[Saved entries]
* * *

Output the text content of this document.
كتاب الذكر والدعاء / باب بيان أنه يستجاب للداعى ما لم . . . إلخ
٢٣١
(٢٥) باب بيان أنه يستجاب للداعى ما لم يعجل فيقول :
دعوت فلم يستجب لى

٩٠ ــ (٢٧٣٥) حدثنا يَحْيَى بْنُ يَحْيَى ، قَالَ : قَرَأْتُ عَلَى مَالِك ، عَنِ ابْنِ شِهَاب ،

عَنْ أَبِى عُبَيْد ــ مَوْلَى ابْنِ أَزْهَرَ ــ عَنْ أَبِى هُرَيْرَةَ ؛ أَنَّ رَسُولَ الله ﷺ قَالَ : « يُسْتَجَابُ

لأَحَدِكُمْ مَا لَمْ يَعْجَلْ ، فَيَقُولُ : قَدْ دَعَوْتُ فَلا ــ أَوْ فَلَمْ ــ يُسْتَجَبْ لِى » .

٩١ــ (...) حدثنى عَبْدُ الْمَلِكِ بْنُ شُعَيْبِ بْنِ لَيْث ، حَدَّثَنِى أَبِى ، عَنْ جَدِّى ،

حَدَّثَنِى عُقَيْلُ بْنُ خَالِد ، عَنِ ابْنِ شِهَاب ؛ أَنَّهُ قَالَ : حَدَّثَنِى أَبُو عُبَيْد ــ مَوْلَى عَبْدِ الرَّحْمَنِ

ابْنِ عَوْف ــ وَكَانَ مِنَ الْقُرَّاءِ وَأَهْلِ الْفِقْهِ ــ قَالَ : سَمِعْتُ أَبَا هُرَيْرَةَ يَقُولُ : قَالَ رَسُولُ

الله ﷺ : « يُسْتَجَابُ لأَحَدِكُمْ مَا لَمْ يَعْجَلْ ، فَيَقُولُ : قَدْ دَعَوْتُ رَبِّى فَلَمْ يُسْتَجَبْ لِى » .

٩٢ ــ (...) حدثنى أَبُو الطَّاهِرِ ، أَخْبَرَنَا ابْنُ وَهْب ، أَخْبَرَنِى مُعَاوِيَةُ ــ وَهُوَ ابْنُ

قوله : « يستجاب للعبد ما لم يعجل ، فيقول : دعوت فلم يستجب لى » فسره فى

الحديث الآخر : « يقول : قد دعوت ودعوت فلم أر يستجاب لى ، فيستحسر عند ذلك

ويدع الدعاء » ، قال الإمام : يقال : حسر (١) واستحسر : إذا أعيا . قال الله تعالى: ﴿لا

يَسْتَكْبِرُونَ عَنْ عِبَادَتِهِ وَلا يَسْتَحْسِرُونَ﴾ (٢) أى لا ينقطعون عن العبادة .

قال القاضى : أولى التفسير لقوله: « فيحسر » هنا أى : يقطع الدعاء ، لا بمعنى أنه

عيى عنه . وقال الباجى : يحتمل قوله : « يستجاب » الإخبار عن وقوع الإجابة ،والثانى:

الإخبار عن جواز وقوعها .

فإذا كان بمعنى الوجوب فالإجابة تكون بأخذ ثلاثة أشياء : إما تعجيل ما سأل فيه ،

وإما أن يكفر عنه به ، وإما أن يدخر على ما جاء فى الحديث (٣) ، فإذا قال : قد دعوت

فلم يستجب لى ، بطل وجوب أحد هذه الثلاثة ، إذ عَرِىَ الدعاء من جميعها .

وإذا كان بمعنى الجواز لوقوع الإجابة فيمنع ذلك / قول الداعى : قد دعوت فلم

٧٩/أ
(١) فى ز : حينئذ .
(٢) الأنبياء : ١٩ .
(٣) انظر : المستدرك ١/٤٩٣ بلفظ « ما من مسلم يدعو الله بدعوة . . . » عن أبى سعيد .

* * *

* _Stated goal_: Retype all the records, matching them exactly.

* _Solved exercise_:
Output the text content of this document.
كتاب الذكر والدعاء / باب بيان أنه يستجاب للداعى ما لم . . . إلخ
٢٣١
(٢٥) باب بيان أنه يستجاب للداعى ما لم يعجل فيقول :
دعوت فلم يستجب لى

٩٠ ــ (٢٧٣٥) حدثنا يَحْيَى بْنُ يَحْيَى ، قَالَ : قَرَأْتُ عَلَى مَالِك ، عَنِ ابْنِ شِهَاب ،

عَنْ أَبِى عُبَيْد ــ مَوْلَى ابْنِ أَزْهَرَ ــ عَنْ أَبِى هُرَيْرَةَ ؛ أَنَّ رَسُولَ الله ﷺ قَالَ : « يُسْتَجَابُ

لأَحَدِكُمْ مَا لَمْ يَعْجَلْ ، فَيَقُولُ : قَدْ دَعَوْتُ فَلا ــ أَوْ فَلَمْ ــ يُسْتَجَبْ لِى » .

٩١ــ (...) حدثنى عَبْدُ الْمَلِكِ بْنُ شُعَيْبِ بْنِ لَيْث ، حَدَّثَنِى أَبِى ، عَنْ جَدِّى ،

حَدَّثَنِى عُقَيْلُ بْنُ خَالِد ، عَنِ ابْنِ شِهَاب ؛ أَنَّهُ قَالَ : حَدَّثَنِى أَبُو عُبَيْد ــ مَوْلَى عَبْدِ الرَّحْمَنِ

ابْنِ عَوْف ــ وَكَانَ مِنَ الْقُرَّاءِ وَأَهْلِ الْفِقْهِ ــ قَالَ : سَمِعْتُ أَبَا هُرَيْرَةَ يَقُولُ : قَالَ رَسُولُ

الله ﷺ : « يُسْتَجَابُ لأَحَدِكُمْ مَا لَمْ يَعْجَلْ ، فَيَقُولُ : قَدْ دَعَوْتُ رَبِّى فَلَمْ يُسْتَجَبْ لِى » .

٩٢ ــ (...) حدثنى أَبُو الطَّاهِرِ ، أَخْبَرَنَا ابْنُ وَهْب ، أَخْبَرَنِى مُعَاوِيَةُ ــ وَهُوَ ابْنُ

قوله : « يستجاب للعبد ما لم يعجل ، فيقول : دعوت فلم يستجب لى » فسره فى

الحديث الآخر : « يقول : قد دعوت ودعوت فلم أر يستجاب لى ، فيستحسر عند ذلك

ويدع الدعاء » ، قال الإمام : يقال : حسر (١) واستحسر : إذا أعيا . قال الله تعالى: ﴿لا

يَسْتَكْبِرُونَ عَنْ عِبَادَتِهِ وَلا يَسْتَحْسِرُونَ﴾ (٢) أى لا ينقطعون عن العبادة .

قال القاضى : أولى التفسير لقوله: « فيحسر » هنا أى : يقطع الدعاء ، لا بمعنى أنه

عيى عنه . وقال الباجى : يحتمل قوله : « يستجاب » الإخبار عن وقوع الإجابة ،والثانى:

الإخبار عن جواز وقوعها .

فإذا كان بمعنى الوجوب فالإجابة تكون بأخذ ثلاثة أشياء : إما تعجيل ما سأل فيه ،

وإما أن يكفر عنه به ، وإما أن يدخر على ما جاء فى الحديث (٣) ، فإذا قال : قد دعوت

فلم يستجب لى ، بطل وجوب أحد هذه الثلاثة ، إذ عَرِىَ الدعاء من جميعها .

وإذا كان بمعنى الجواز لوقوع الإجابة فيمنع ذلك / قول الداعى : قد دعوت فلم

٧٩/أ
(١) فى ز : حينئذ .
(٢) الأنبياء : ١٩ .
(٣) انظر : المستدرك ١/٤٩٣ بلفظ « ما من مسلم يدعو الله بدعوة . . . » عن أبى سعيد .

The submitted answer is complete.